* **TASK REQUIREMENTS**
Of all the lines in the material, how many include the word "remember"? Reply with the number alone.

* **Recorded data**
- - - - -
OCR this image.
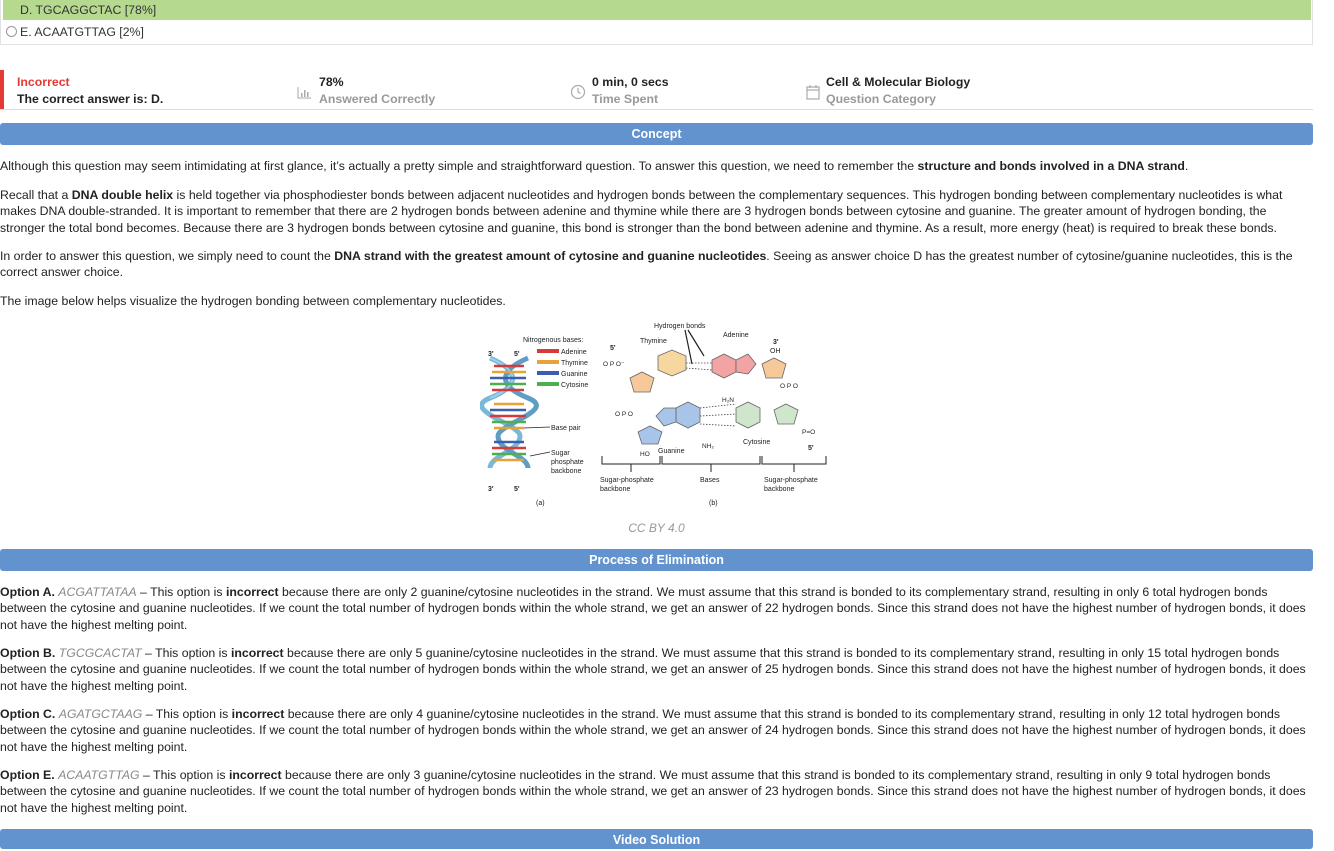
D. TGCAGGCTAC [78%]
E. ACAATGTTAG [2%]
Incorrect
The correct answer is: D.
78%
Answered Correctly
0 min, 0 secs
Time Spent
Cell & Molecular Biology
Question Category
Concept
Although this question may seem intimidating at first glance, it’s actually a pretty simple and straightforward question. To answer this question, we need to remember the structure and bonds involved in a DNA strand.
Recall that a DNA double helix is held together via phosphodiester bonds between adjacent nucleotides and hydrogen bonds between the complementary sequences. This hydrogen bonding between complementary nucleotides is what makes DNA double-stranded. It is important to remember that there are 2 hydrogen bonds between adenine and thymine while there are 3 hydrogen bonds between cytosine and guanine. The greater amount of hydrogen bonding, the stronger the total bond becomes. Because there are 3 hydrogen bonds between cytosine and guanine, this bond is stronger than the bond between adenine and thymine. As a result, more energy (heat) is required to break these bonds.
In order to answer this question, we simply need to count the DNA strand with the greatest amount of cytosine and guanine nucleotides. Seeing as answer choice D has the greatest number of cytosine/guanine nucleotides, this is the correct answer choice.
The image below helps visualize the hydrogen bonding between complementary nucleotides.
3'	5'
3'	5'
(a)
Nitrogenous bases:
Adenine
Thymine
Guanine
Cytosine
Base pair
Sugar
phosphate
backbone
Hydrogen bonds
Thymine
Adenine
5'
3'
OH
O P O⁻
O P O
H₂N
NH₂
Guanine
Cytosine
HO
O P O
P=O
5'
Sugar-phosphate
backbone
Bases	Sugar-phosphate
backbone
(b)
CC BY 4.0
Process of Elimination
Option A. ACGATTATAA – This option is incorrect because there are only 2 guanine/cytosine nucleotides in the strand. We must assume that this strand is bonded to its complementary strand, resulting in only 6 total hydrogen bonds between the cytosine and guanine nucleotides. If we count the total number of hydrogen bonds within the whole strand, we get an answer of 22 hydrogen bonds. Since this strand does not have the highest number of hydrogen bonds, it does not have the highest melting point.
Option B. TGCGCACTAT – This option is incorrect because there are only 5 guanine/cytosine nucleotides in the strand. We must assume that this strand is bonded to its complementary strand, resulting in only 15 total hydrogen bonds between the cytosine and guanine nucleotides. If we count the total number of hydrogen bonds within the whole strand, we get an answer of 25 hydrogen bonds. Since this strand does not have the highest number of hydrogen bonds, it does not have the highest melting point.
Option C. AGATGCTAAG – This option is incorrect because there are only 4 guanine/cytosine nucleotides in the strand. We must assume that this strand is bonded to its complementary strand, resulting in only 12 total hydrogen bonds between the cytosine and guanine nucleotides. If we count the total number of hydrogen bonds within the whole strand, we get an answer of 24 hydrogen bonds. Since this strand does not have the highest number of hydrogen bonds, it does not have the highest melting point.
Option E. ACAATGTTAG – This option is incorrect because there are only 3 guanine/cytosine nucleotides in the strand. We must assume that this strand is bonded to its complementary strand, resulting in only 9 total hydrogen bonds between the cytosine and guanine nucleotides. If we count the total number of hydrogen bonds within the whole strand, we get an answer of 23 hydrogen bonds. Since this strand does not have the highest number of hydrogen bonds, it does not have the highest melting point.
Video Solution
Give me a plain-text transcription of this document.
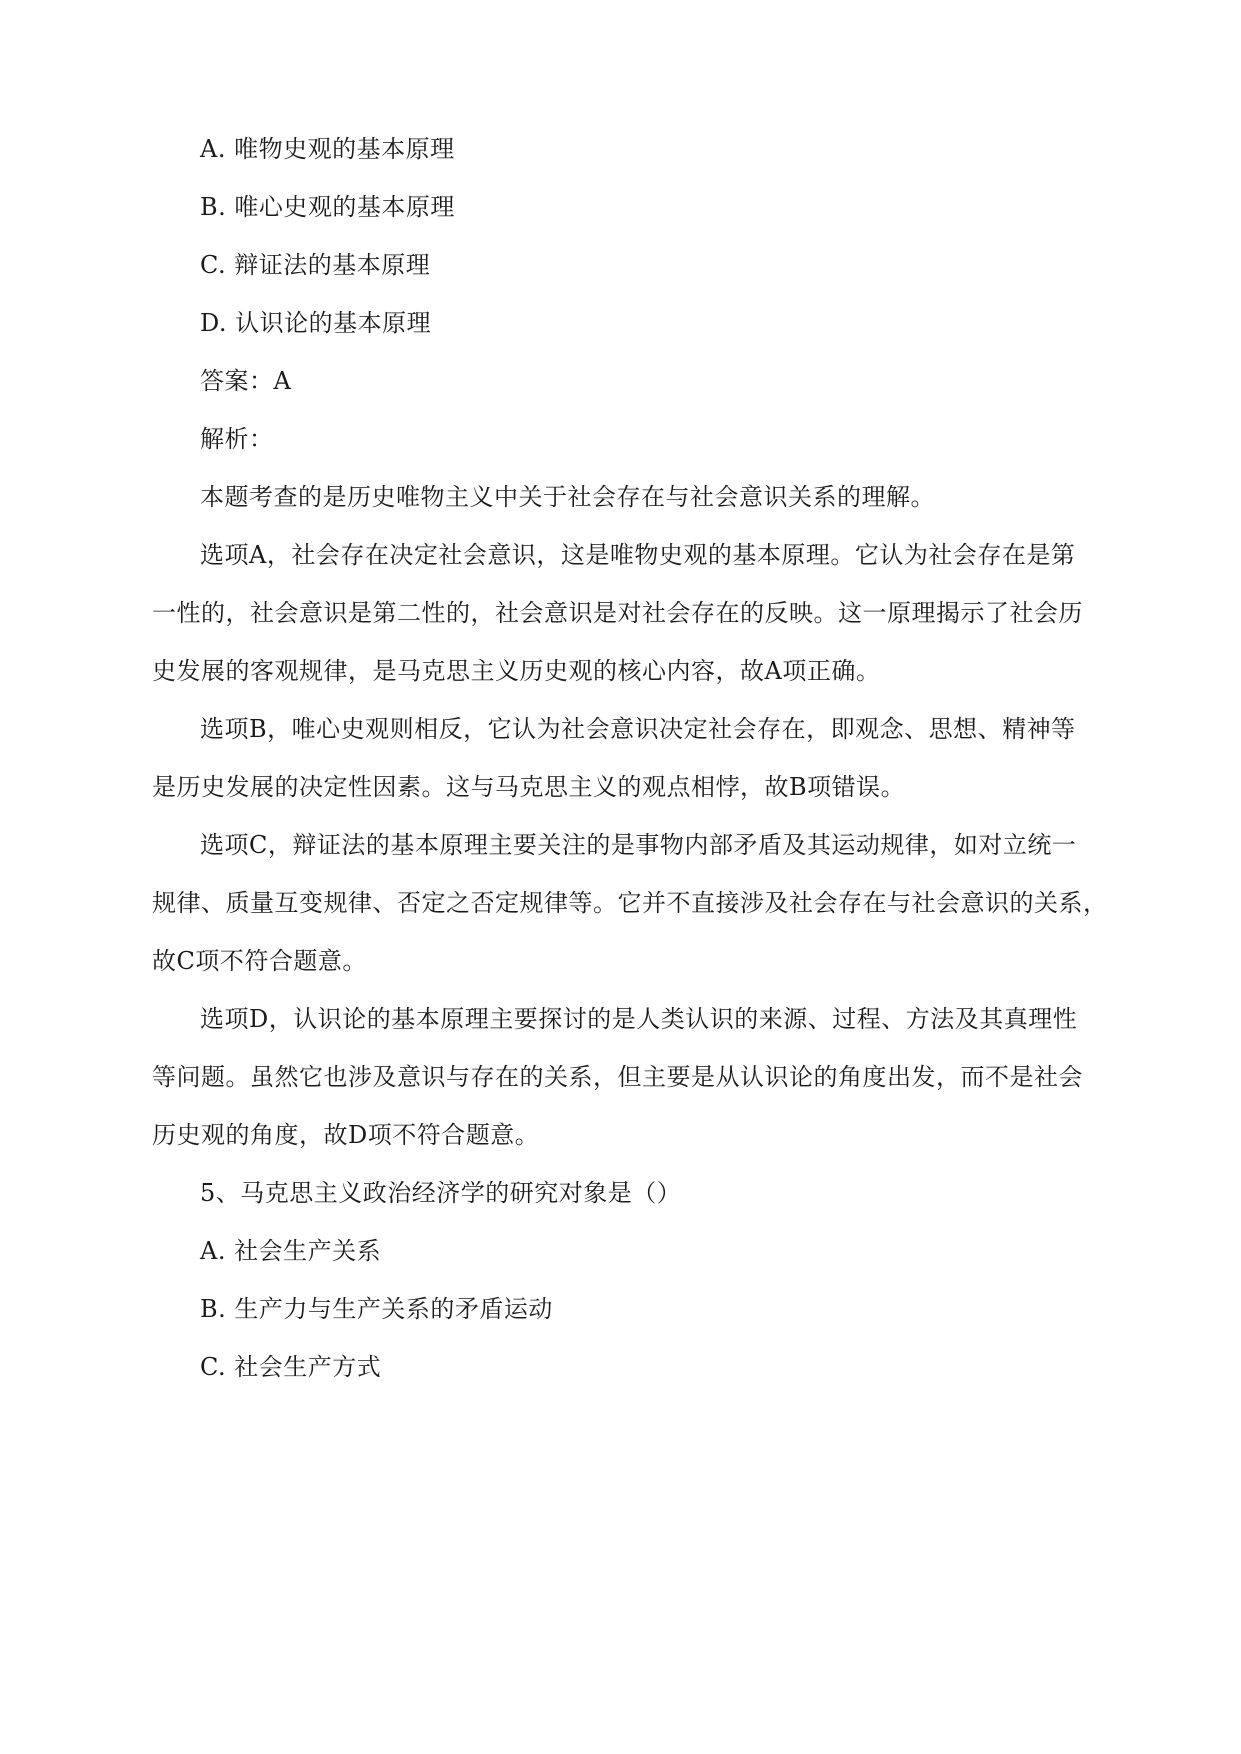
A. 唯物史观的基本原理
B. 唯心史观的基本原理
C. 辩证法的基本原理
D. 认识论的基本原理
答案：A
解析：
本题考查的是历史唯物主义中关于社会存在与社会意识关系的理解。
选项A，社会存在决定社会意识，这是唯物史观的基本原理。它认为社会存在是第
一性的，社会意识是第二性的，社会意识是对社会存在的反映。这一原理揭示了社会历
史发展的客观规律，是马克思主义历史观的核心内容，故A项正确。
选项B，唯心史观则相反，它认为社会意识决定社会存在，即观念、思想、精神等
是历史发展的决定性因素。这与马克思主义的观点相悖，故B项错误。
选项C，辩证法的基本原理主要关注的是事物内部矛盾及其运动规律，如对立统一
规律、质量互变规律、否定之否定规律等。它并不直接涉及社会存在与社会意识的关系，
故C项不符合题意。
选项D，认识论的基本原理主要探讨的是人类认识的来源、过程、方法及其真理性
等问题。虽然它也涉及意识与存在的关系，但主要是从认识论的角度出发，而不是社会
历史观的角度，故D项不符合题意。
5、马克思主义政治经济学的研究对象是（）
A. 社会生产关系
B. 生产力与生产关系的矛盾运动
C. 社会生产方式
- - - - -
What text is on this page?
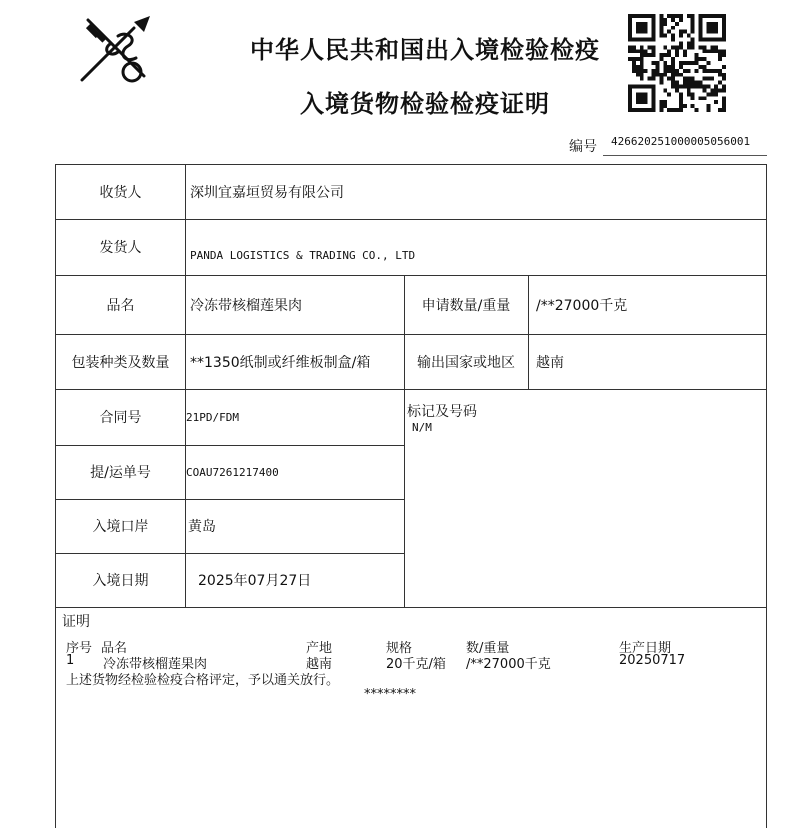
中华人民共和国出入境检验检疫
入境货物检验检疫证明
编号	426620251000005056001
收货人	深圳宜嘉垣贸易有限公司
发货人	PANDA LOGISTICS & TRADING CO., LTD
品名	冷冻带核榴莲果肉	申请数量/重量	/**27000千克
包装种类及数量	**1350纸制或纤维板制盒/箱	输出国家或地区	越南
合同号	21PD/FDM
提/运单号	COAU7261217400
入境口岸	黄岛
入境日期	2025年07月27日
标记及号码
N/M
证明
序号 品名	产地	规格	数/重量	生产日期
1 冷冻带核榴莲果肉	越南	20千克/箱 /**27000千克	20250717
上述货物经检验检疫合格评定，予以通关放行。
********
- - - - -
* **SOLUTION BELOW**
2